GIVEN REQUEST: Locate the lines where "screenshot" occurs and copy them as they stand.

RAW DATA:
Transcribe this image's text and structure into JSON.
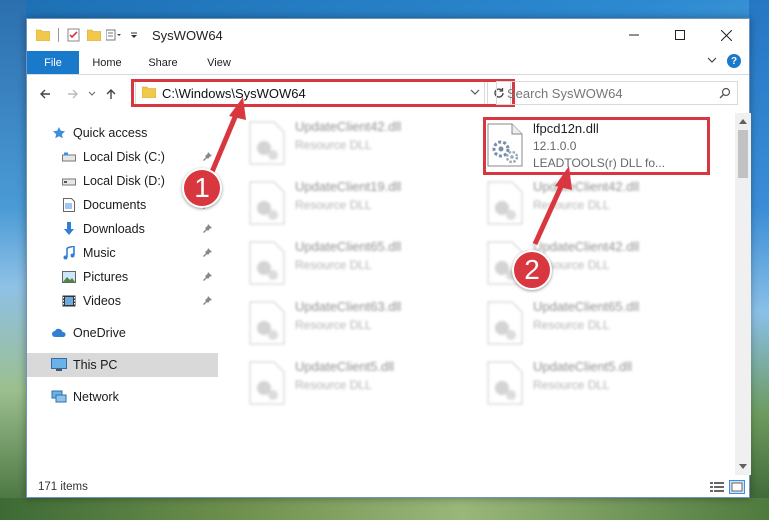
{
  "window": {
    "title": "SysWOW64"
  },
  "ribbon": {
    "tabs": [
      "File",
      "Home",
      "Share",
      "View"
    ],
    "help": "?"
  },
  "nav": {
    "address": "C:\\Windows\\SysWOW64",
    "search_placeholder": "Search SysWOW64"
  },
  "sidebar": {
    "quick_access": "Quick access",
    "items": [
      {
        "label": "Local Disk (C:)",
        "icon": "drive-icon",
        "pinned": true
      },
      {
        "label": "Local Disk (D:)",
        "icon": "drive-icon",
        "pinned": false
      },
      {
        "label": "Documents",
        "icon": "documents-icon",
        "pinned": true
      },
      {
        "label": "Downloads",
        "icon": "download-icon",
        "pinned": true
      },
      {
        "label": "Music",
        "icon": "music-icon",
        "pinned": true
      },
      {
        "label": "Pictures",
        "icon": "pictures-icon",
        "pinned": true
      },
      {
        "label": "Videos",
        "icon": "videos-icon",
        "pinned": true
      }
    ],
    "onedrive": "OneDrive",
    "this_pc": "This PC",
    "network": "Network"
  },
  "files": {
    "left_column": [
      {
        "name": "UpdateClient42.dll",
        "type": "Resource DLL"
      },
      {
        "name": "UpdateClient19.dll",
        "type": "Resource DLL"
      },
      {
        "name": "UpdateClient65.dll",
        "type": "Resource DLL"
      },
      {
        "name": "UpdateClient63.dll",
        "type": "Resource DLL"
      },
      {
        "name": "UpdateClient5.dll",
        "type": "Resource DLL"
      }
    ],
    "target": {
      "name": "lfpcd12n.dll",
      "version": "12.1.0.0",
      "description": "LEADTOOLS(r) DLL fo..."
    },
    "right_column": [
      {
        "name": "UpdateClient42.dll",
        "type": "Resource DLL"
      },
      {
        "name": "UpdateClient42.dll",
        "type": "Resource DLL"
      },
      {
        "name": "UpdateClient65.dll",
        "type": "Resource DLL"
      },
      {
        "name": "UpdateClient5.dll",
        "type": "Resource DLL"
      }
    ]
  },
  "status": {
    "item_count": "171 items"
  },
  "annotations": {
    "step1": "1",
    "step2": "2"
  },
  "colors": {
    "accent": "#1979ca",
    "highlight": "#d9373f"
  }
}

...

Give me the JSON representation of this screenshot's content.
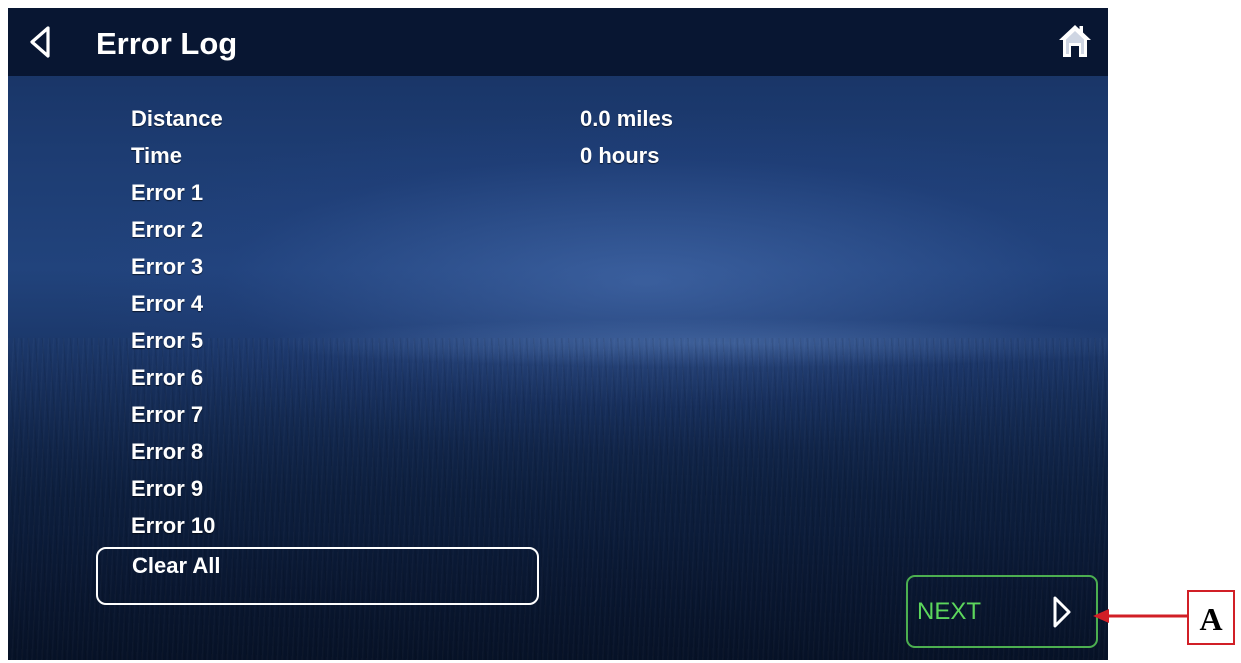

...

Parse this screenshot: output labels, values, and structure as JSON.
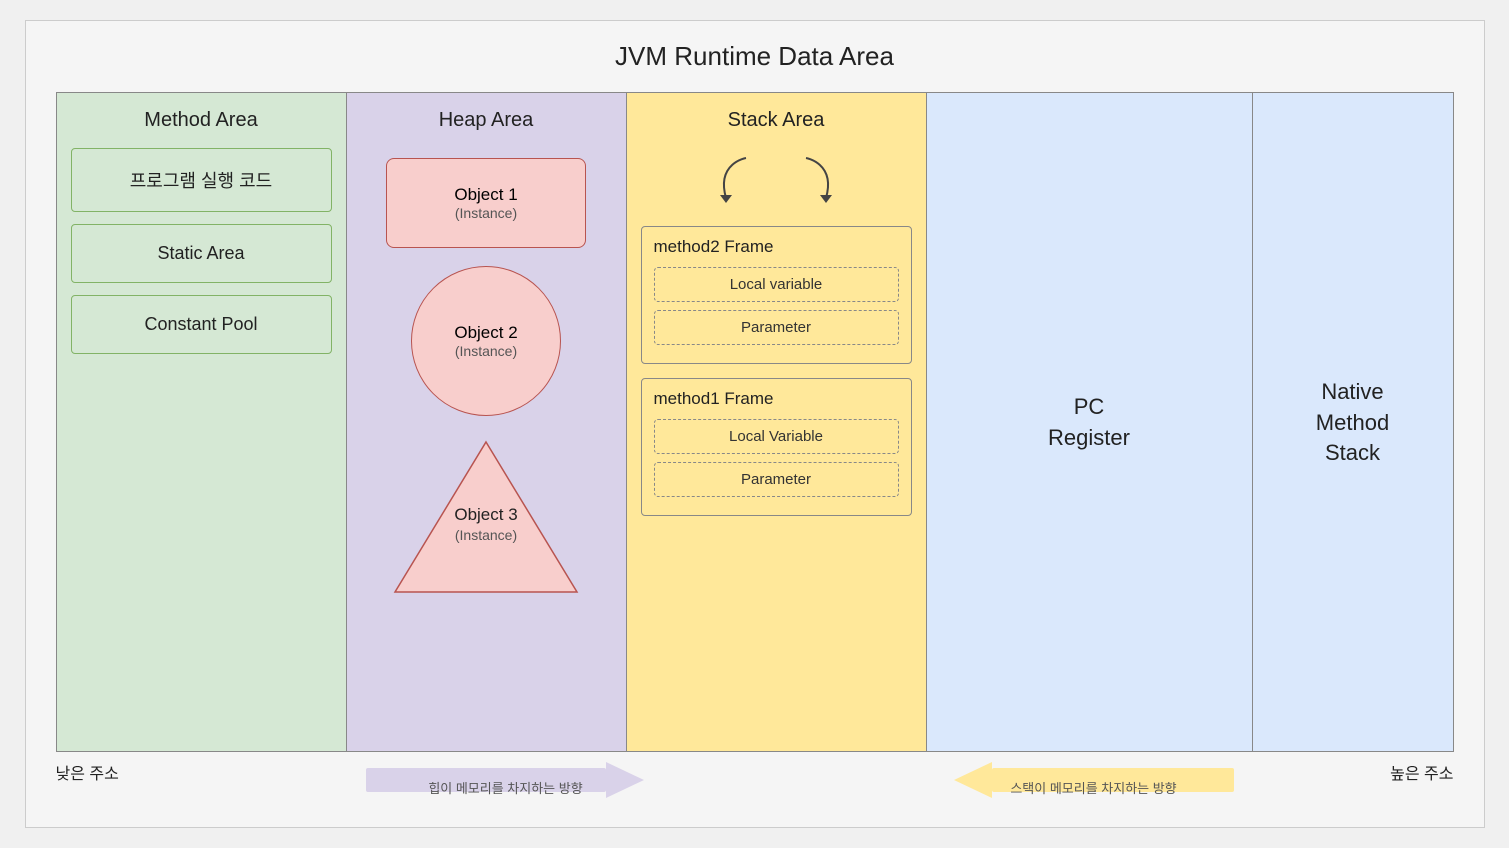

THE SOLUTION:
Give me the JSON representation of this screenshot's content.
Parse this screenshot: output labels, values, and structure as JSON.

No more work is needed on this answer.